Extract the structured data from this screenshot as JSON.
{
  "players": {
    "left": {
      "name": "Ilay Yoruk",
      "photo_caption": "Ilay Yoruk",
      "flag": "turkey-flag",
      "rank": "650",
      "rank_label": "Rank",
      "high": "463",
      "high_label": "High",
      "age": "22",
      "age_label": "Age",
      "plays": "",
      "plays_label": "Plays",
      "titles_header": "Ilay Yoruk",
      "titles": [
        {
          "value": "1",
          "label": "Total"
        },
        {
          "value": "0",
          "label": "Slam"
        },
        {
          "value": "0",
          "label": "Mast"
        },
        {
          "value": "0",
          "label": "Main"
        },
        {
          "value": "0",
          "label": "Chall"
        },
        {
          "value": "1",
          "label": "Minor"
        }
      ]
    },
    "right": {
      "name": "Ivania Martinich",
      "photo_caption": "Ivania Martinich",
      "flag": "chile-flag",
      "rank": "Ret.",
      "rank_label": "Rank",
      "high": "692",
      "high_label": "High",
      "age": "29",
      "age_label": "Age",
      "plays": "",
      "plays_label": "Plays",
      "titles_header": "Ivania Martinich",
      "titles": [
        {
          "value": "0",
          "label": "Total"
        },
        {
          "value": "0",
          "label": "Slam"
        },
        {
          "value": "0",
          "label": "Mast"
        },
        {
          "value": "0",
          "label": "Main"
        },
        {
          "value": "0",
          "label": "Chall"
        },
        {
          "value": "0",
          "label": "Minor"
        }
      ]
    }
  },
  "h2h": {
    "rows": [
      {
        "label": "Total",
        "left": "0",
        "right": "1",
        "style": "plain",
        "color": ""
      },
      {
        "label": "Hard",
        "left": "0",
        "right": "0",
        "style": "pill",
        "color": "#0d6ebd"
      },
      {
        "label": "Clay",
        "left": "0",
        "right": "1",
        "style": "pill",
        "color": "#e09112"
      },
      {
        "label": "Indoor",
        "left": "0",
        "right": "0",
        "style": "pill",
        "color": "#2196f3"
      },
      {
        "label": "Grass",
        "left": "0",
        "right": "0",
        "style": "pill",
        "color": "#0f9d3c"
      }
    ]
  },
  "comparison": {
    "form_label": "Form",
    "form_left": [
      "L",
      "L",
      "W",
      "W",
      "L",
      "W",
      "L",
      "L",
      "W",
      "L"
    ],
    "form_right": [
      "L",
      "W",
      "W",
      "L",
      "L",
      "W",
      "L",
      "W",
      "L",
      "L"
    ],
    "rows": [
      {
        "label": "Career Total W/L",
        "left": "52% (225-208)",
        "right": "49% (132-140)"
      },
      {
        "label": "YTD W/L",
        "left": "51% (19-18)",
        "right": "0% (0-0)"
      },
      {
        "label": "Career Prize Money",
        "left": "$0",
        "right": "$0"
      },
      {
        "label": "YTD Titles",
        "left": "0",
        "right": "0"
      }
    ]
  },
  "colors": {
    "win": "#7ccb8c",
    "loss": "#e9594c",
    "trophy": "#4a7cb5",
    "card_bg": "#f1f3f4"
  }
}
++++++++
**To be done**
Your task is to reproduce all of the records exactly.

**Answer for the task**
Extract the structured data from this screenshot as JSON.
{
  "players": {
    "left": {
      "name": "Ilay Yoruk",
      "photo_caption": "Ilay Yoruk",
      "flag": "turkey-flag",
      "rank": "650",
      "rank_label": "Rank",
      "high": "463",
      "high_label": "High",
      "age": "22",
      "age_label": "Age",
      "plays": "",
      "plays_label": "Plays",
      "titles_header": "Ilay Yoruk",
      "titles": [
        {
          "value": "1",
          "label": "Total"
        },
        {
          "value": "0",
          "label": "Slam"
        },
        {
          "value": "0",
          "label": "Mast"
        },
        {
          "value": "0",
          "label": "Main"
        },
        {
          "value": "0",
          "label": "Chall"
        },
        {
          "value": "1",
          "label": "Minor"
        }
      ]
    },
    "right": {
      "name": "Ivania Martinich",
      "photo_caption": "Ivania Martinich",
      "flag": "chile-flag",
      "rank": "Ret.",
      "rank_label": "Rank",
      "high": "692",
      "high_label": "High",
      "age": "29",
      "age_label": "Age",
      "plays": "",
      "plays_label": "Plays",
      "titles_header": "Ivania Martinich",
      "titles": [
        {
          "value": "0",
          "label": "Total"
        },
        {
          "value": "0",
          "label": "Slam"
        },
        {
          "value": "0",
          "label": "Mast"
        },
        {
          "value": "0",
          "label": "Main"
        },
        {
          "value": "0",
          "label": "Chall"
        },
        {
          "value": "0",
          "label": "Minor"
        }
      ]
    }
  },
  "h2h": {
    "rows": [
      {
        "label": "Total",
        "left": "0",
        "right": "1",
        "style": "plain",
        "color": ""
      },
      {
        "label": "Hard",
        "left": "0",
        "right": "0",
        "style": "pill",
        "color": "#0d6ebd"
      },
      {
        "label": "Clay",
        "left": "0",
        "right": "1",
        "style": "pill",
        "color": "#e09112"
      },
      {
        "label": "Indoor",
        "left": "0",
        "right": "0",
        "style": "pill",
        "color": "#2196f3"
      },
      {
        "label": "Grass",
        "left": "0",
        "right": "0",
        "style": "pill",
        "color": "#0f9d3c"
      }
    ]
  },
  "comparison": {
    "form_label": "Form",
    "form_left": [
      "L",
      "L",
      "W",
      "W",
      "L",
      "W",
      "L",
      "L",
      "W",
      "L"
    ],
    "form_right": [
      "L",
      "W",
      "W",
      "L",
      "L",
      "W",
      "L",
      "W",
      "L",
      "L"
    ],
    "rows": [
      {
        "label": "Career Total W/L",
        "left": "52% (225-208)",
        "right": "49% (132-140)"
      },
      {
        "label": "YTD W/L",
        "left": "51% (19-18)",
        "right": "0% (0-0)"
      },
      {
        "label": "Career Prize Money",
        "left": "$0",
        "right": "$0"
      },
      {
        "label": "YTD Titles",
        "left": "0",
        "right": "0"
      }
    ]
  },
  "colors": {
    "win": "#7ccb8c",
    "loss": "#e9594c",
    "trophy": "#4a7cb5",
    "card_bg": "#f1f3f4"
  }
}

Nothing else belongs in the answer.